What to produce ::
Transcribe all the entries word for word, skipping the pictures.

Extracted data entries
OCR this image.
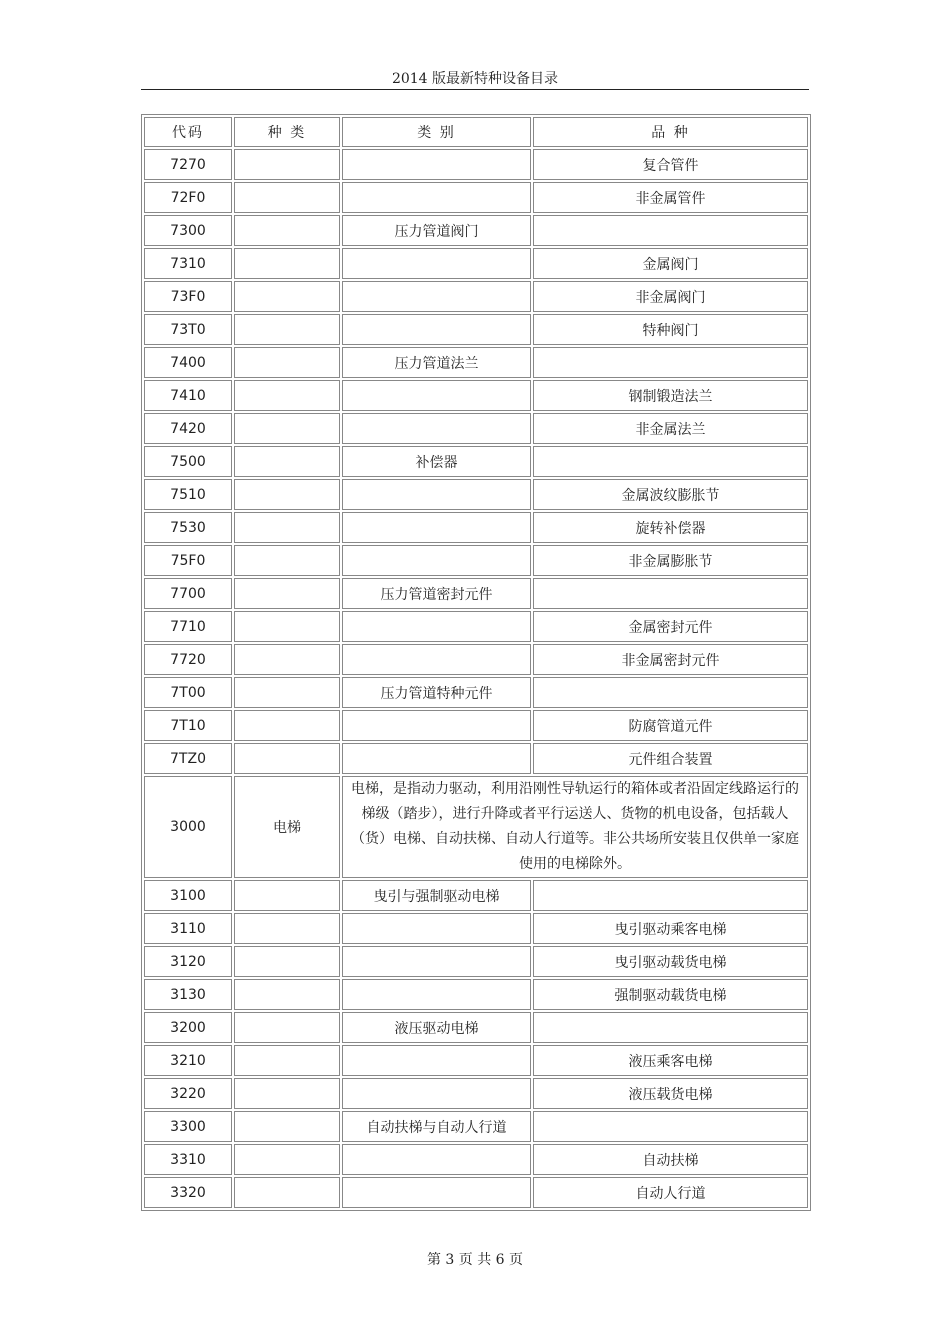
2014 版最新特种设备目录
代码	种 类	类 别	品 种
7270			复合管件
72F0			非金属管件
7300		压力管道阀门	
7310			金属阀门
73F0			非金属阀门
73T0			特种阀门
7400		压力管道法兰	
7410			钢制锻造法兰
7420			非金属法兰
7500		补偿器	
7510			金属波纹膨胀节
7530			旋转补偿器
75F0			非金属膨胀节
7700		压力管道密封元件	
7710			金属密封元件
7720			非金属密封元件
7T00		压力管道特种元件	
7T10			防腐管道元件
7TZ0			元件组合装置
3000	电梯	电梯，是指动力驱动，利用沿刚性导轨运行的箱体或者沿固定线路运行的梯级（踏步），进行升降或者平行运送人、货物的机电设备，包括载人（货）电梯、自动扶梯、自动人行道等。非公共场所安装且仅供单一家庭使用的电梯除外。	
3100		曳引与强制驱动电梯	
3110			曳引驱动乘客电梯
3120			曳引驱动载货电梯
3130			强制驱动载货电梯
3200		液压驱动电梯	
3210			液压乘客电梯
3220			液压载货电梯
3300		自动扶梯与自动人行道	
3310			自动扶梯
3320			自动人行道
第 3 页 共 6 页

Solution below ::
OCR this image.
2014 版最新特种设备目录
代码	种 类	类 别	品 种
7270			复合管件
72F0			非金属管件
7300		压力管道阀门	
7310			金属阀门
73F0			非金属阀门
73T0			特种阀门
7400		压力管道法兰	
7410			钢制锻造法兰
7420			非金属法兰
7500		补偿器	
7510			金属波纹膨胀节
7530			旋转补偿器
75F0			非金属膨胀节
7700		压力管道密封元件	
7710			金属密封元件
7720			非金属密封元件
7T00		压力管道特种元件	
7T10			防腐管道元件
7TZ0			元件组合装置
3000	电梯	电梯，是指动力驱动，利用沿刚性导轨运行的箱体或者沿固定线路运行的梯级（踏步），进行升降或者平行运送人、货物的机电设备，包括载人（货）电梯、自动扶梯、自动人行道等。非公共场所安装且仅供单一家庭使用的电梯除外。	
3100		曳引与强制驱动电梯	
3110			曳引驱动乘客电梯
3120			曳引驱动载货电梯
3130			强制驱动载货电梯
3200		液压驱动电梯	
3210			液压乘客电梯
3220			液压载货电梯
3300		自动扶梯与自动人行道	
3310			自动扶梯
3320			自动人行道
第 3 页 共 6 页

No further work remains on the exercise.